** Start **
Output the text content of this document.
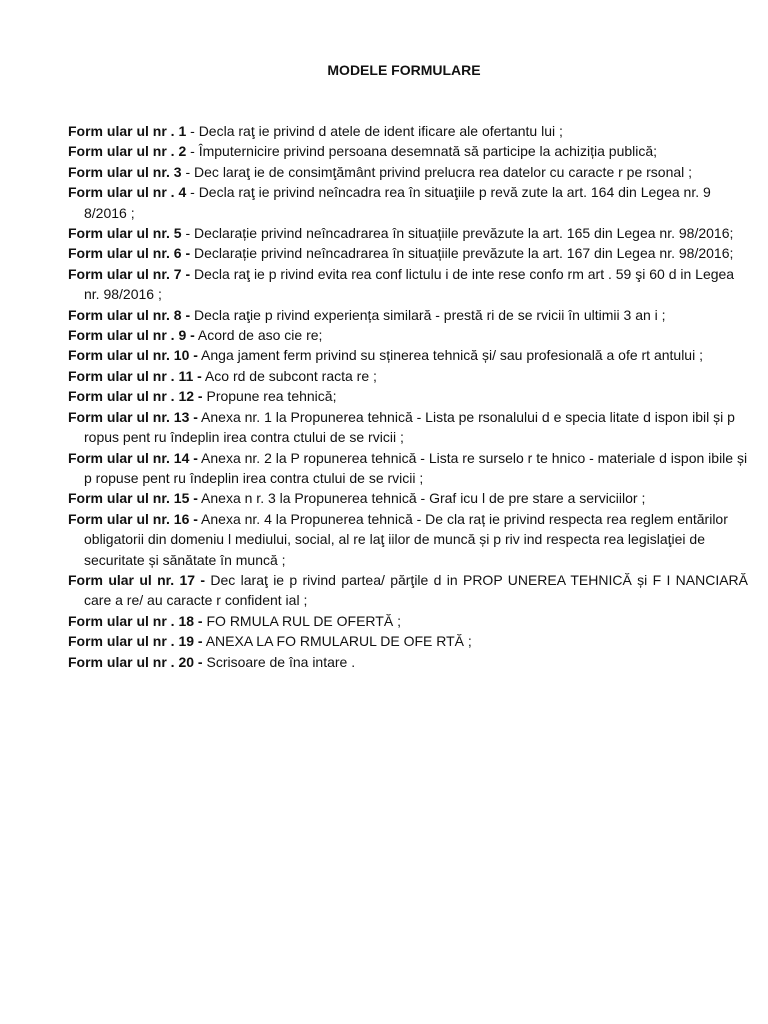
MODELE FORMULARE
Form ular ul nr . 1 - Decla raţ ie privind d atele de ident ificare ale ofertantu lui ;
Form ular ul nr . 2 - Împuternicire privind persoana desemnată să participe la achiziția publică;
Form ular ul nr. 3 - Dec laraţ ie de consimţământ privind prelucra rea datelor cu caracte r pe rsonal ;
Form ular ul nr . 4 - Decla raţ ie privind neîncadra rea în situaţiile p revă zute la art. 164 din Legea nr. 9 8/2016 ;
Form ular ul nr. 5 - Declarație privind neîncadrarea în situațiile prevăzute la art. 165 din Legea nr. 98/2016;
Form ular ul nr. 6 - Declarație privind neîncadrarea în situațiile prevăzute la art. 167 din Legea nr. 98/2016;
Form ular ul nr. 7 - Decla raţ ie p rivind evita rea conf lictulu i de inte rese confo rm art . 59 şi 60 d in Legea nr. 98/2016 ;
Form ular ul nr. 8 - Decla raţie p rivind experiența similară - prestă ri de se rvicii în ultimii 3 an i ;
Form ular ul nr . 9 - Acord de aso cie re;
Form ular ul nr. 10 - Anga jament ferm privind su sținerea tehnică și/ sau profesională a ofe rt antului ;
Form ular ul nr . 11 - Aco rd de subcont racta re ;
Form ular ul nr . 12 - Propune rea tehnică;
Form ular ul nr. 13 - Anexa nr. 1 la Propunerea tehnică - Lista pe rsonalului d e specia litate d ispon ibil și p ropus pent ru îndeplin irea contra ctului de se rvicii ;
Form ular ul nr. 14 - Anexa nr. 2 la P ropunerea tehnică - Lista re surselo r te hnico - materiale d ispon ibile și p ropuse pent ru îndeplin irea contra ctului de se rvicii ;
Form ular ul nr. 15 - Anexa n r. 3 la Propunerea tehnică - Graf icu l de pre stare a serviciilor ;
Form ular ul nr. 16 - Anexa nr. 4 la Propunerea tehnică - De cla raț ie privind respecta rea reglem entărilor obligatorii din domeniu l mediului, social, al re laţ iilor de muncă și p riv ind respecta rea legislaţiei de securitate și sănătate în muncă ;
Form ular ul nr. 17 - Dec laraţ ie p rivind partea/ părţile d in PROP UNEREA TEHNICĂ și F I NANCIARĂ care a re/ au caracte r confident ial ;
Form ular ul nr . 18 - FO RMULA RUL DE OFERTĂ ;
Form ular ul nr . 19 - ANEXA LA FO RMULARUL DE OFE RTĂ ;
Form ular ul nr . 20 - Scrisoare de îna intare .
** End **
◆ **GOAL OF THE EXERCISE**:
Above are records to transcribe exactly; leave their pictures out.

◆ **REPLY**:
Output the text content of this document.
MODELE FORMULARE
Form ular ul nr . 1 - Decla raţ ie privind d atele de ident ificare ale ofertantu lui ;
Form ular ul nr . 2 - Împuternicire privind persoana desemnată să participe la achiziția publică;
Form ular ul nr. 3 - Dec laraţ ie de consimţământ privind prelucra rea datelor cu caracte r pe rsonal ;
Form ular ul nr . 4 - Decla raţ ie privind neîncadra rea în situaţiile p revă zute la art. 164 din Legea nr. 9 8/2016 ;
Form ular ul nr. 5 - Declarație privind neîncadrarea în situațiile prevăzute la art. 165 din Legea nr. 98/2016;
Form ular ul nr. 6 - Declarație privind neîncadrarea în situațiile prevăzute la art. 167 din Legea nr. 98/2016;
Form ular ul nr. 7 - Decla raţ ie p rivind evita rea conf lictulu i de inte rese confo rm art . 59 şi 60 d in Legea nr. 98/2016 ;
Form ular ul nr. 8 - Decla raţie p rivind experiența similară - prestă ri de se rvicii în ultimii 3 an i ;
Form ular ul nr . 9 - Acord de aso cie re;
Form ular ul nr. 10 - Anga jament ferm privind su sținerea tehnică și/ sau profesională a ofe rt antului ;
Form ular ul nr . 11 - Aco rd de subcont racta re ;
Form ular ul nr . 12 - Propune rea tehnică;
Form ular ul nr. 13 - Anexa nr. 1 la Propunerea tehnică - Lista pe rsonalului d e specia litate d ispon ibil și p ropus pent ru îndeplin irea contra ctului de se rvicii ;
Form ular ul nr. 14 - Anexa nr. 2 la P ropunerea tehnică - Lista re surselo r te hnico - materiale d ispon ibile și p ropuse pent ru îndeplin irea contra ctului de se rvicii ;
Form ular ul nr. 15 - Anexa n r. 3 la Propunerea tehnică - Graf icu l de pre stare a serviciilor ;
Form ular ul nr. 16 - Anexa nr. 4 la Propunerea tehnică - De cla raț ie privind respecta rea reglem entărilor obligatorii din domeniu l mediului, social, al re laţ iilor de muncă și p riv ind respecta rea legislaţiei de securitate și sănătate în muncă ;
Form ular ul nr. 17 - Dec laraţ ie p rivind partea/ părţile d in PROP UNEREA TEHNICĂ și F I NANCIARĂ care a re/ au caracte r confident ial ;
Form ular ul nr . 18 - FO RMULA RUL DE OFERTĂ ;
Form ular ul nr . 19 - ANEXA LA FO RMULARUL DE OFE RTĂ ;
Form ular ul nr . 20 - Scrisoare de îna intare .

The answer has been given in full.